DATASET EXTRACT.
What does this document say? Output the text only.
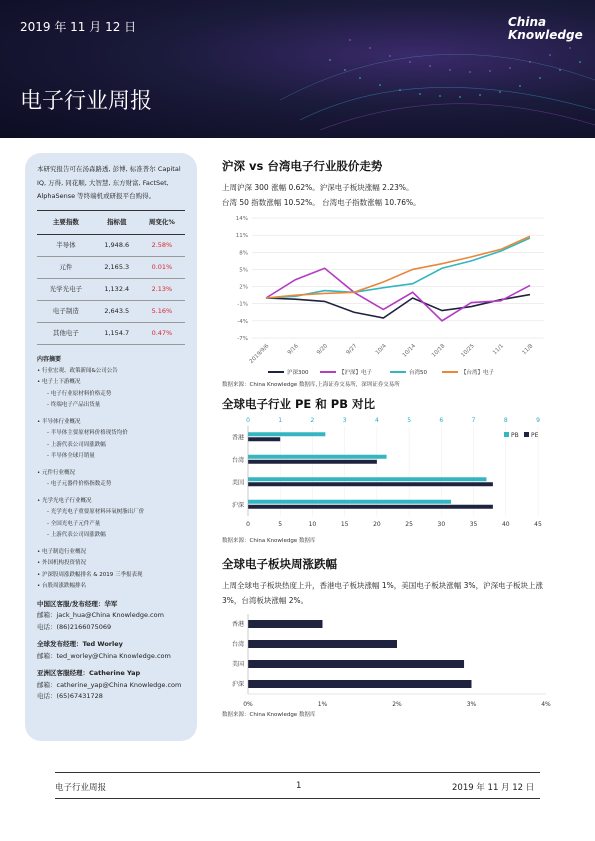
2019 年 11 月 12 日
电子行业周报
China
Knowledge
本研究报告可在汤森路透, 彭博, 标准普尔 Capital IQ, 万得, 同花顺, 大智慧, 东方财富, FactSet, AlphaSense 等终端机或研报平台购得。
主要指数	指标值	周变化%
半导体	1,948.6	2.58%
元件	2,165.3	0.01%
光学光电子	1,132.4	2.13%
电子制造	2,643.5	5.16%
其他电子	1,154.7	0.47%
内容摘要
• 行业宏观、政策新闻&公司公告
• 电子上下游概况
- 电子行业原材料价格走势
- 终端电子产品出货量
• 半导体行业概况
- 半导体主要原材料价格现货均价
- 上游代表公司周涨跌幅
- 半导体全球月销量
• 元件行业概况
- 电子元器件价格指数走势
• 光学光电子行业概况
- 光学光电子重要原材料环氧树脂出厂价
- 全国光电子元件产量
- 上游代表公司周涨跌幅
• 电子制造行业概况
• 外国机构投资情况
• 沪深股周涨跌幅排名 & 2019 三季报表现
• 台股周涨跌幅排名
中国区客服/发布经理：华军
邮箱：jack_hua@China Knowledge.com
电话：(86)2166075069
全球发布经理：Ted Worley
邮箱：ted_worley@China Knowledge.com
亚洲区客服经理：Catherine Yap
邮箱：catherine_yap@China Knowledge.com
电话：(65)67431728
沪深 vs 台湾电子行业股价走势
上周沪深 300 涨幅 0.62%。沪深电子板块涨幅 2.23%。
台湾 50 指数涨幅 10.52%。 台湾电子指数涨幅 10.76%。
-7%
-4%
-1%
2%
5%
8%
11%
14%
2019/9/6	9/16	9/20	9/27	10/4	10/14	10/18	10/25	11/1	11/8
沪深300	【沪深】电子	台湾50	【台湾】电子
数据来源：China Knowledge 数据库,上海证券交易所，深圳证券交易所
全球电子行业 PE 和 PB 对比
0	1	2	3	4	5	6	7	8	9
0	5	10	15	20	25	30	35	40	45
香港
台湾
美国
沪深
PB PE
数据来源：China Knowledge 数据库
全球电子板块周涨跌幅
上周全球电子板块热度上升，香港电子板块涨幅 1%，美国电子板块涨幅 3%，沪深电子板块上涨 3%，台湾板块涨幅 2%。
0%	1%	2%	3%	4%
香港
台湾
美国
沪深
数据来源：China Knowledge 数据库
电子行业周报	1	2019 年 11 月 12 日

WHAT THE EXERCISE ASKS. In this exercise, set down all of the data exactly, without the pictures.

FINAL ANSWER.
What does this document say? Output the text only.
2019 年 11 月 12 日
电子行业周报
China
Knowledge
本研究报告可在汤森路透, 彭博, 标准普尔 Capital IQ, 万得, 同花顺, 大智慧, 东方财富, FactSet, AlphaSense 等终端机或研报平台购得。
主要指数	指标值	周变化%
半导体	1,948.6	2.58%
元件	2,165.3	0.01%
光学光电子	1,132.4	2.13%
电子制造	2,643.5	5.16%
其他电子	1,154.7	0.47%
内容摘要
• 行业宏观、政策新闻&公司公告
• 电子上下游概况
- 电子行业原材料价格走势
- 终端电子产品出货量
• 半导体行业概况
- 半导体主要原材料价格现货均价
- 上游代表公司周涨跌幅
- 半导体全球月销量
• 元件行业概况
- 电子元器件价格指数走势
• 光学光电子行业概况
- 光学光电子重要原材料环氧树脂出厂价
- 全国光电子元件产量
- 上游代表公司周涨跌幅
• 电子制造行业概况
• 外国机构投资情况
• 沪深股周涨跌幅排名 & 2019 三季报表现
• 台股周涨跌幅排名
中国区客服/发布经理：华军
邮箱：jack_hua@China Knowledge.com
电话：(86)2166075069
全球发布经理：Ted Worley
邮箱：ted_worley@China Knowledge.com
亚洲区客服经理：Catherine Yap
邮箱：catherine_yap@China Knowledge.com
电话：(65)67431728
沪深 vs 台湾电子行业股价走势
上周沪深 300 涨幅 0.62%。沪深电子板块涨幅 2.23%。
台湾 50 指数涨幅 10.52%。 台湾电子指数涨幅 10.76%。
-7%
-4%
-1%
2%
5%
8%
11%
14%
2019/9/6	9/16	9/20	9/27	10/4	10/14	10/18	10/25	11/1	11/8
沪深300	【沪深】电子	台湾50	【台湾】电子
数据来源：China Knowledge 数据库,上海证券交易所，深圳证券交易所
全球电子行业 PE 和 PB 对比
0	1	2	3	4	5	6	7	8	9
0	5	10	15	20	25	30	35	40	45
香港
台湾
美国
沪深
PB PE
数据来源：China Knowledge 数据库
全球电子板块周涨跌幅
上周全球电子板块热度上升，香港电子板块涨幅 1%，美国电子板块涨幅 3%，沪深电子板块上涨 3%，台湾板块涨幅 2%。
0%	1%	2%	3%	4%
香港
台湾
美国
沪深
数据来源：China Knowledge 数据库
电子行业周报	1	2019 年 11 月 12 日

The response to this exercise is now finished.